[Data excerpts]
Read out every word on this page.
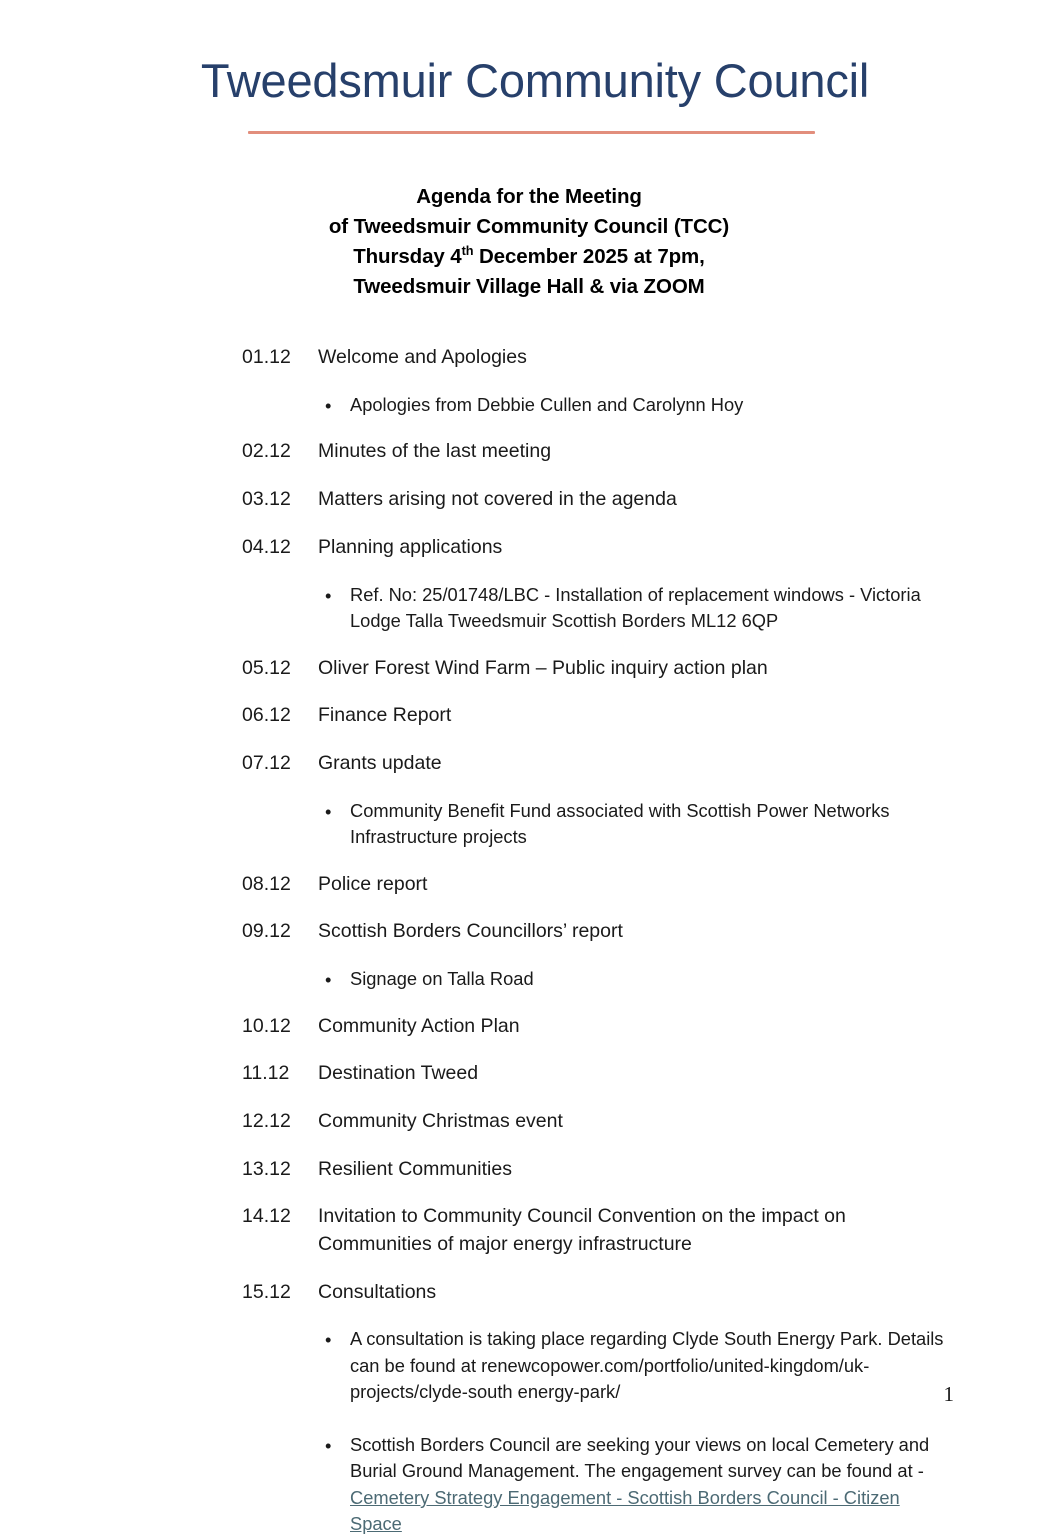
Tweedsmuir Community Council
Agenda for the Meeting
of Tweedsmuir Community Council (TCC)
Thursday 4th December 2025 at 7pm,
Tweedsmuir Village Hall & via ZOOM
01.12	Welcome and Apologies
• Apologies from Debbie Cullen and Carolynn Hoy
02.12	Minutes of the last meeting
03.12	Matters arising not covered in the agenda
04.12	Planning applications
• Ref. No: 25/01748/LBC - Installation of replacement windows - Victoria Lodge Talla Tweedsmuir Scottish Borders ML12 6QP
05.12	Oliver Forest Wind Farm – Public inquiry action plan
06.12	Finance Report
07.12	Grants update
• Community Benefit Fund associated with Scottish Power Networks Infrastructure projects
08.12	Police report
09.12	Scottish Borders Councillors’ report
• Signage on Talla Road
10.12	Community Action Plan
11.12	Destination Tweed
12.12	Community Christmas event
13.12	Resilient Communities
14.12	Invitation to Community Council Convention on the impact on Communities of major energy infrastructure
15.12	Consultations
• A consultation is taking place regarding Clyde South Energy Park. Details can be found at renewcopower.com/portfolio/united-kingdom/uk-projects/clyde-south energy-park/
• Scottish Borders Council are seeking your views on local Cemetery and Burial Ground Management. The engagement survey can be found at - Cemetery Strategy Engagement - Scottish Borders Council - Citizen Space
1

**Stated task**
Gather each line in the entries above where the string "Talla" is found.

**Result**
• Ref. No: 25/01748/LBC - Installation of replacement windows - Victoria Lodge Talla Tweedsmuir Scottish Borders ML12 6QP
• Signage on Talla Road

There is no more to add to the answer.